Document segment START

We were talking about version control systems and how far back we went and our different tricks to do version control with files that don’t like version control or projects that don’t use version control.
- Git
- Mercurial
- Perforce
- AlienBrain
- Visual SourceSafe
- SVN
- CVS
- RCS
Then you get in to numbered files. But this numbered file names still exists today. Even when you use version control. It gets especially bad in audio studios and creative agencies.
“Character-Map_test_final_for_goff_v2.psd”
“goff” no longer works at the company. We cannot remove “goff” from the filename because another programmer hard-coded a regex in a microservices Docker container of some back-end server code and the person who can fix it has too many OKR’s to meet already and responds with “it would take me longer to explain where to find it than to fix it myself.”
Side note: Every time an artist changes the filename of an asset in a project, somewhere a young, child-like programmer quits the games industry for good.
Then you get into 5+1/4″ floppy disks stored in colour coded boxes for the day of the week. This acts both as version control and backup system.
Interesting anecdote: When I was doing ZX Spectrum and C64 development, those machines were hooked up to a separate computer (either a RML 380Z or a BBC Micro) via a custom interface card. Write code on the Beeb or RML, download to Speccy or C64. I used to use two Atari ST computers or two CBM Amigas hooked up to each other for dev work on those platforms as well. Made backups, versioning and “oops, the game crashed and reset the machine” a lot easier to deal with. You didn’t care if your code crashed the machine or went into an infinite loop, you could simply reset the target machine, adjust your code, and download it again. And this is how we do modern console development too.
And then, for the 8-bit era, I get to the C15 audio cassettes with hand-written labels. stored in manila envelopes. Some of those tapes I still have as part of my “historical artifacts” collection from my early game development career.
I am sure there are people out there with tales of punched cards and paper tape, but I’m interested more in how version control was done in systems that didn’t have tooling to support it, rather than a “who is the oldest today” competition.

Document segment END
Information START

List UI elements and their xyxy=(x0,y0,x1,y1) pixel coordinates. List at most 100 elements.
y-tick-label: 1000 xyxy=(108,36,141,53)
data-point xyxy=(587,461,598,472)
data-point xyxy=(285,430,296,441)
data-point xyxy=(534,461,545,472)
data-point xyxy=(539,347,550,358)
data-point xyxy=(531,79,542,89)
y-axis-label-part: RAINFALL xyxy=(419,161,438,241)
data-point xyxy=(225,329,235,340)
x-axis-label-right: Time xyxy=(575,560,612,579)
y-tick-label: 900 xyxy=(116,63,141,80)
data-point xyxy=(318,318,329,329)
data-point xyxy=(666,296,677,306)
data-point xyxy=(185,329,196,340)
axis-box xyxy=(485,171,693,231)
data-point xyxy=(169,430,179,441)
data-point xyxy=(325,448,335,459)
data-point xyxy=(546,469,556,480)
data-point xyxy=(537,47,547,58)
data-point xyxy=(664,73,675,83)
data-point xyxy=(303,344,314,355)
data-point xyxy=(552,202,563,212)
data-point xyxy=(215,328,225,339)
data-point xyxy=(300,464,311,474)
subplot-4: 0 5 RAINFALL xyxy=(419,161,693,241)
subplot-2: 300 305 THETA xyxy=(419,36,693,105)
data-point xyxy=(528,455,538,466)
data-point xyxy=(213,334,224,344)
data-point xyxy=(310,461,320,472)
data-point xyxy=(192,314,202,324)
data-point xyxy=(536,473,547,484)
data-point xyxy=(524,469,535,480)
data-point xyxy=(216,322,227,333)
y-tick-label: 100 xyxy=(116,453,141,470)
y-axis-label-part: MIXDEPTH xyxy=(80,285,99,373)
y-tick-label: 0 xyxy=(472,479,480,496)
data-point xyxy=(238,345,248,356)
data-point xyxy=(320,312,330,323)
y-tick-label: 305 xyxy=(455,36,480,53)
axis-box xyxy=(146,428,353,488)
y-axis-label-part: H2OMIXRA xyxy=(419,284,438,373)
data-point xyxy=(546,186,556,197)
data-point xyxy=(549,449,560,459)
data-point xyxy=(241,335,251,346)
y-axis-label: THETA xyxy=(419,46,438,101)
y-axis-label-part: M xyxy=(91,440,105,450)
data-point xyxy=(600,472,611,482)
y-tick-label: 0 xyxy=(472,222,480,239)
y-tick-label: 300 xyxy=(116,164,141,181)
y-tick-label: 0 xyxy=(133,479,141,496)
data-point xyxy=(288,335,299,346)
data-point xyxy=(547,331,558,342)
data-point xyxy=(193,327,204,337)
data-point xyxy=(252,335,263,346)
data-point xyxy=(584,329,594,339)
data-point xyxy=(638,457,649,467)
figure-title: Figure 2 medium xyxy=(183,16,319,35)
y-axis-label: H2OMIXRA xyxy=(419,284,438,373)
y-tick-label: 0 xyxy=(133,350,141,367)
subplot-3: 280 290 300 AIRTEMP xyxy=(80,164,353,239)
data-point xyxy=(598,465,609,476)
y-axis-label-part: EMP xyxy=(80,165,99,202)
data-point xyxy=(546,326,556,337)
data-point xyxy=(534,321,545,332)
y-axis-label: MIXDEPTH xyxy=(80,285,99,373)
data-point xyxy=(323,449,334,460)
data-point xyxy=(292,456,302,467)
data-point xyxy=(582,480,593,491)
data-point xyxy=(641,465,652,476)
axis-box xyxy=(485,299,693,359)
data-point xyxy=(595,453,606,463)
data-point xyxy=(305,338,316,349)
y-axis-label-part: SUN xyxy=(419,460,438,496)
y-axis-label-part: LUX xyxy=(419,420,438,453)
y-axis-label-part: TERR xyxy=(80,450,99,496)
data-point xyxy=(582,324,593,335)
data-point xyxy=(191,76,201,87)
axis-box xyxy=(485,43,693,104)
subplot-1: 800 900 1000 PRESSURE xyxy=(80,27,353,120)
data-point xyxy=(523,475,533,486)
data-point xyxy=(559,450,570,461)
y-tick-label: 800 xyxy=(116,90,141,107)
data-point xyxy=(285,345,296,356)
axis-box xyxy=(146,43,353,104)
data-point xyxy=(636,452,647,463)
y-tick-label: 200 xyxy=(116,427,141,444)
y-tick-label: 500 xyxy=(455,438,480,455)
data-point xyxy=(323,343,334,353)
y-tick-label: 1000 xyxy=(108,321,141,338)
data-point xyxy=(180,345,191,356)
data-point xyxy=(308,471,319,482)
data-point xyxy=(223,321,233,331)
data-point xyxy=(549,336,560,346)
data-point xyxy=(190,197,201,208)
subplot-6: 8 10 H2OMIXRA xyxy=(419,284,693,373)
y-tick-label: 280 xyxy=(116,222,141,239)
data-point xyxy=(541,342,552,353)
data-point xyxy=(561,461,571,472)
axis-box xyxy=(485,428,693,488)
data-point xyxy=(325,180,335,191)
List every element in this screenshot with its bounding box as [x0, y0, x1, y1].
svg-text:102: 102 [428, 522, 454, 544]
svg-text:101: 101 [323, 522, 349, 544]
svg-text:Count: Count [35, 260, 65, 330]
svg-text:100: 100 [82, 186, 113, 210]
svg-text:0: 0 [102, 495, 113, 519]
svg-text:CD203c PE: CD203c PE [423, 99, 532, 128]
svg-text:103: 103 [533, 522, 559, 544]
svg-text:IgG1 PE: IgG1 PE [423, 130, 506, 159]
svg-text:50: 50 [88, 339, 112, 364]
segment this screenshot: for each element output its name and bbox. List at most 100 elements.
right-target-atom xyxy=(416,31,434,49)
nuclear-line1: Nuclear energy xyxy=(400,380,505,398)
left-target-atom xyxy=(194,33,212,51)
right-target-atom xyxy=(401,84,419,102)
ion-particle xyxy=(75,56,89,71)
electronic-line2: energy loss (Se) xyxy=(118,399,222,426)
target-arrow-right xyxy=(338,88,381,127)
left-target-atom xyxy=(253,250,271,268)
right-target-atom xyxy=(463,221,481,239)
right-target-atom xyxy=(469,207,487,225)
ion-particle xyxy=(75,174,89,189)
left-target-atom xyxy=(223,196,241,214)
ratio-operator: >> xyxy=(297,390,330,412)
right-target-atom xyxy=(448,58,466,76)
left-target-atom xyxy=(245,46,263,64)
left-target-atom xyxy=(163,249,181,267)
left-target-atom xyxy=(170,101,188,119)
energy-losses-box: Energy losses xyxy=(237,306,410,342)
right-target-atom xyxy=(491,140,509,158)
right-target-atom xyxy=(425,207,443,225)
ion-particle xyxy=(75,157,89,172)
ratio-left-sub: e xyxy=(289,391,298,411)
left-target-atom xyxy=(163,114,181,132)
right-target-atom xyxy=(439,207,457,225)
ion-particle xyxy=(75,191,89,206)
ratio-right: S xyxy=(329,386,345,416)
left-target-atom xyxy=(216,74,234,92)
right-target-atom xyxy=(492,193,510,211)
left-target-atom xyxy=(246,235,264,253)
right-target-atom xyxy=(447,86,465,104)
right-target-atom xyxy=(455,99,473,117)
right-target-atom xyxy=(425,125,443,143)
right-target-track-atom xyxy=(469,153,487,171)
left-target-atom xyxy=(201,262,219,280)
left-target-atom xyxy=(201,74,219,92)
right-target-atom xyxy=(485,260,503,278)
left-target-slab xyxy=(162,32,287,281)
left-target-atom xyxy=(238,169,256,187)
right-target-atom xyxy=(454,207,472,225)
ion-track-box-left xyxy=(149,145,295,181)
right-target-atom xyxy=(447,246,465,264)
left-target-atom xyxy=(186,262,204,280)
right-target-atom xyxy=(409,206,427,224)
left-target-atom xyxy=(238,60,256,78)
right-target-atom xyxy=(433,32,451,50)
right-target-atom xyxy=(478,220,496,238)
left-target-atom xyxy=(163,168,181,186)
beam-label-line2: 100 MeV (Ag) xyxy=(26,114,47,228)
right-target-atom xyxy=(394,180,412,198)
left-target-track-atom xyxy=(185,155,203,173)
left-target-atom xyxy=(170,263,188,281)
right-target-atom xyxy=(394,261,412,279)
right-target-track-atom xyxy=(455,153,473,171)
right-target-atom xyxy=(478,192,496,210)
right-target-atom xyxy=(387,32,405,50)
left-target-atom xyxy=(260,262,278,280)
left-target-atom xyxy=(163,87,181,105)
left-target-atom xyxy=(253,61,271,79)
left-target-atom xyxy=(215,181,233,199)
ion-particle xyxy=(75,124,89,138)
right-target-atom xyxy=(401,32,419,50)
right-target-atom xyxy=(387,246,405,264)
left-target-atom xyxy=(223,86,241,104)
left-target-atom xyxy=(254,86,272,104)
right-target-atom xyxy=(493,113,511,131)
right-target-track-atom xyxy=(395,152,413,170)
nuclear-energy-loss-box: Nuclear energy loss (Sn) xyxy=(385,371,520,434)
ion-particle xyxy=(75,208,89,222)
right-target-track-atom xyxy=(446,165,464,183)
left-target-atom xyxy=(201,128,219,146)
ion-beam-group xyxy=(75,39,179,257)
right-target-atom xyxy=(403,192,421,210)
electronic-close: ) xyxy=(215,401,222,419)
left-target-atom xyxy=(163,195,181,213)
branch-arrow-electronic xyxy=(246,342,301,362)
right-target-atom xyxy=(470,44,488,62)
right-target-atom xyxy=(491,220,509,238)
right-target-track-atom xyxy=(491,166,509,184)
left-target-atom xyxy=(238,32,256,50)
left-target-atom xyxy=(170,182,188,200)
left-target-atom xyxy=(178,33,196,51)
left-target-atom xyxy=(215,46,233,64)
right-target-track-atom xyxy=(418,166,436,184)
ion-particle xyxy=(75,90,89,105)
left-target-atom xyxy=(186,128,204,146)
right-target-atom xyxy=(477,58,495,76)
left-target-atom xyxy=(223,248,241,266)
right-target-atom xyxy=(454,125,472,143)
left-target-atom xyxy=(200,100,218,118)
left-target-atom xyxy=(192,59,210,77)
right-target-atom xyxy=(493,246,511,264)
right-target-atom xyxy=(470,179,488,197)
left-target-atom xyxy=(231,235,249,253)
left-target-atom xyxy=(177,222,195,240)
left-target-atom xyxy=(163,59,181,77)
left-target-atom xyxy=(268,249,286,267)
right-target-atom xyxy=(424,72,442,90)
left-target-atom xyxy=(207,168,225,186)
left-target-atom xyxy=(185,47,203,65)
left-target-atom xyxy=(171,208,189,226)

Information END

_Your tasks_.
A: In the version control text above, set down the passage from "And then, for" up to and including "game development career.".
B: According to the version control text above, which separate computers were the ZX Spectrum and C64 hooked up to during development?

_Your responses_.
A:
And then, for the 8-bit era, I get to the C15 audio cassettes with hand-written labels. stored in manila envelopes. Some of those tapes I still have as part of my “historical artifacts” collection from my early game development career.

B: Either an RML 380Z or a BBC Micro, connected through a custom interface card.